Data excerpts
..............................
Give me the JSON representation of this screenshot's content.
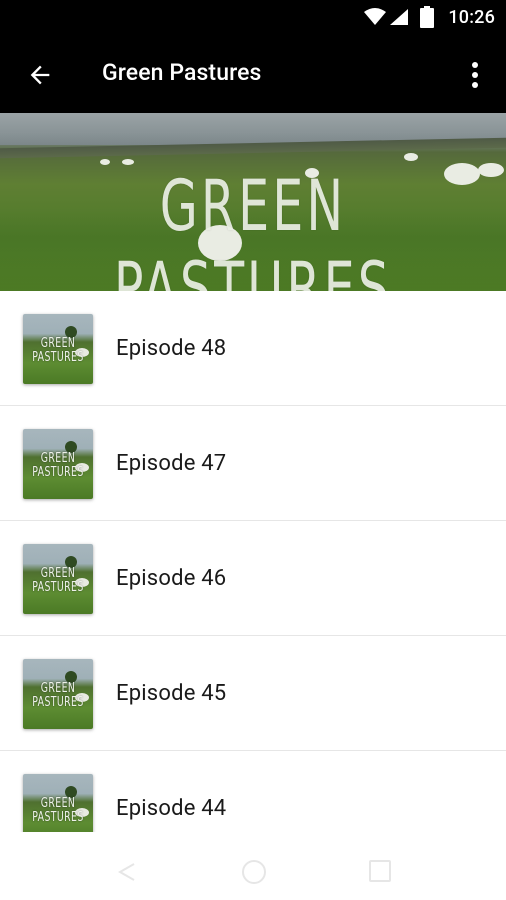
{
  "status_bar": {
    "time": "10:26"
  },
  "toolbar": {
    "title": "Green Pastures"
  },
  "hero": {
    "title": "GREEN PASTURES"
  },
  "thumbnail_text": {
    "line1": "GREEN",
    "line2": "PASTURES"
  },
  "episodes": [
    {
      "title": "Episode 48"
    },
    {
      "title": "Episode 47"
    },
    {
      "title": "Episode 46"
    },
    {
      "title": "Episode 45"
    },
    {
      "title": "Episode 44"
    }
  ],
  "icons": {
    "back": "arrow-back-icon",
    "more": "more-vert-icon",
    "wifi": "wifi-icon",
    "signal": "cell-signal-icon",
    "battery": "battery-icon"
  },
  "colors": {
    "bar": "#000000",
    "background": "#ffffff",
    "divider": "#e6e6e6"
  }
}
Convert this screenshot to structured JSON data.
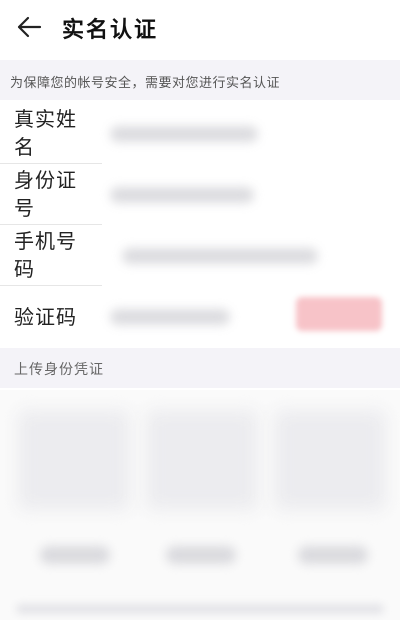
{
  "header": {
    "back_icon": "arrow-left-icon",
    "title": "实名认证"
  },
  "notice": {
    "text": "为保障您的帐号安全，需要对您进行实名认证"
  },
  "form": {
    "name_label": "真实姓名",
    "id_label": "身份证号",
    "phone_label": "手机号码",
    "code_label": "验证码"
  },
  "upload": {
    "section_title": "上传身份凭证"
  },
  "colors": {
    "accent": "#f7c3c8",
    "section_bg": "#f4f3f8"
  }
}
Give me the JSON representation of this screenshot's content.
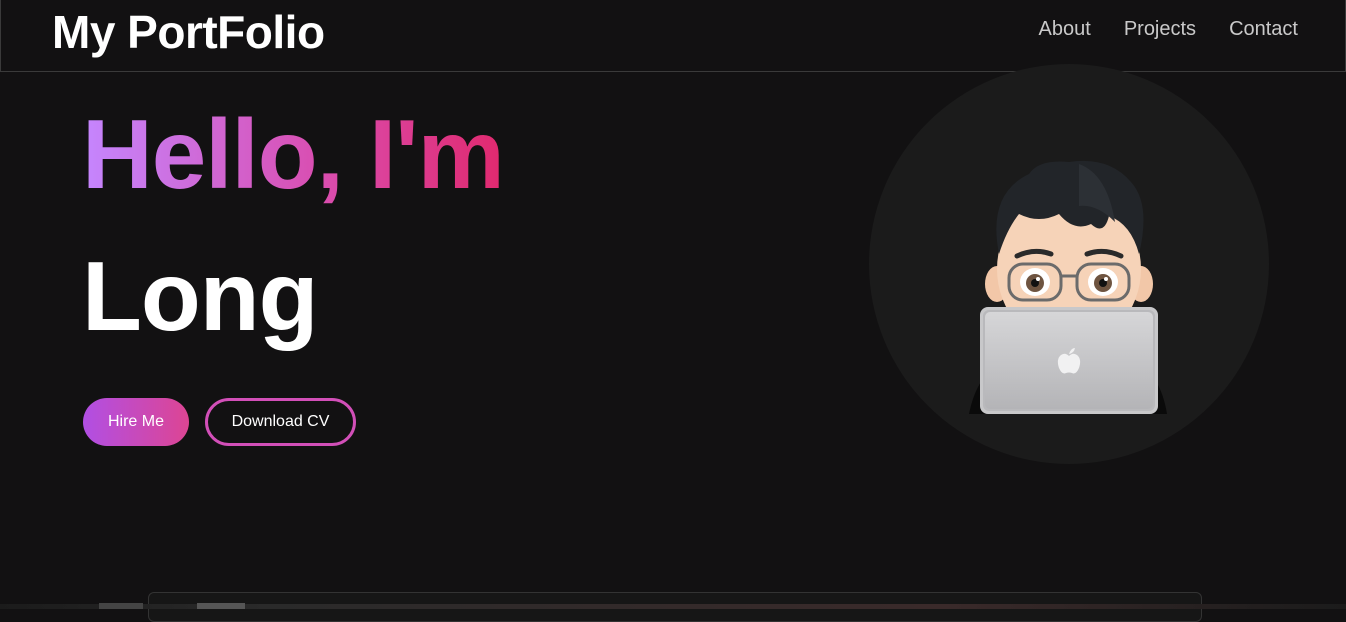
{
  "header": {
    "brand": "My PortFolio",
    "nav": [
      {
        "label": "About"
      },
      {
        "label": "Projects"
      },
      {
        "label": "Contact"
      }
    ]
  },
  "hero": {
    "greeting": "Hello, I'm",
    "name": "Long",
    "hire_label": "Hire Me",
    "cv_label": "Download CV"
  },
  "colors": {
    "background": "#121112",
    "gradient_start": "#c586ff",
    "gradient_end": "#e0296e",
    "nav_text": "#c9c9c9"
  },
  "icons": {
    "avatar": "memoji-with-laptop-icon",
    "laptop_logo": "apple-logo-icon"
  }
}
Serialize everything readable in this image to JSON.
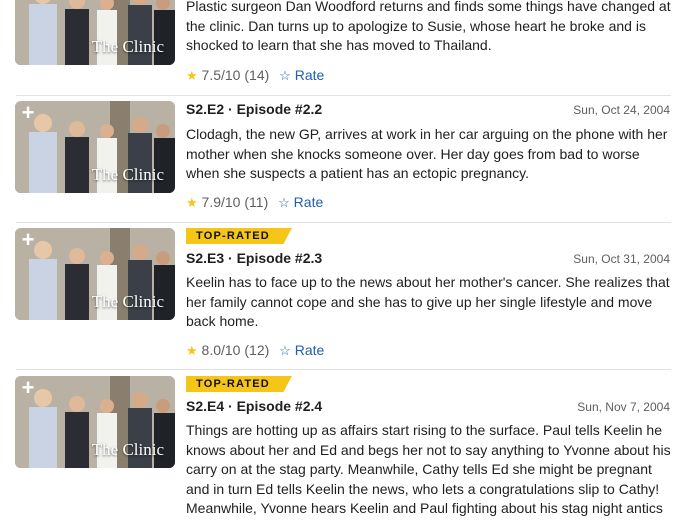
..............................
SHORT EXERCISE: Print all of the entries word for word. Omit the pictures they contain.

FINAL RESULT:
Give me the JSON representation of this screenshot's content.
{
  "status_bar": {
    "time": "10:26"
  },
  "toolbar": {
    "title": "Green Pastures"
  },
  "hero": {
    "title": "GREEN PASTURES"
  },
  "thumbnail_text": {
    "line1": "GREEN",
    "line2": "PASTURES"
  },
  "episodes": [
    {
      "title": "Episode 48"
    },
    {
      "title": "Episode 47"
    },
    {
      "title": "Episode 46"
    },
    {
      "title": "Episode 45"
    },
    {
      "title": "Episode 44"
    }
  ],
  "icons": {
    "back": "arrow-back-icon",
    "more": "more-vert-icon",
    "wifi": "wifi-icon",
    "signal": "cell-signal-icon",
    "battery": "battery-icon"
  },
  "colors": {
    "bar": "#000000",
    "background": "#ffffff",
    "divider": "#e6e6e6"
  }
}
Convert this screenshot to structured JSON data.
{
  "header": {
    "back_icon": "arrow-left-icon",
    "title": "实名认证"
  },
  "notice": {
    "text": "为保障您的帐号安全，需要对您进行实名认证"
  },
  "form": {
    "name_label": "真实姓名",
    "id_label": "身份证号",
    "phone_label": "手机号码",
    "code_label": "验证码"
  },
  "upload": {
    "section_title": "上传身份凭证"
  },
  "colors": {
    "accent": "#f7c3c8",
    "section_bg": "#f4f3f8"
  }
}
Give me the JSON representation of this screenshot's content.
{
  "header": {
    "brand": "My PortFolio",
    "nav": [
      {
        "label": "About"
      },
      {
        "label": "Projects"
      },
      {
        "label": "Contact"
      }
    ]
  },
  "hero": {
    "greeting": "Hello, I'm",
    "name": "Long",
    "hire_label": "Hire Me",
    "cv_label": "Download CV"
  },
  "colors": {
    "background": "#121112",
    "gradient_start": "#c586ff",
    "gradient_end": "#e0296e",
    "nav_text": "#c9c9c9"
  },
  "icons": {
    "avatar": "memoji-with-laptop-icon",
    "laptop_logo": "apple-logo-icon"
  }
}
Serialize everything readable in this image to JSON.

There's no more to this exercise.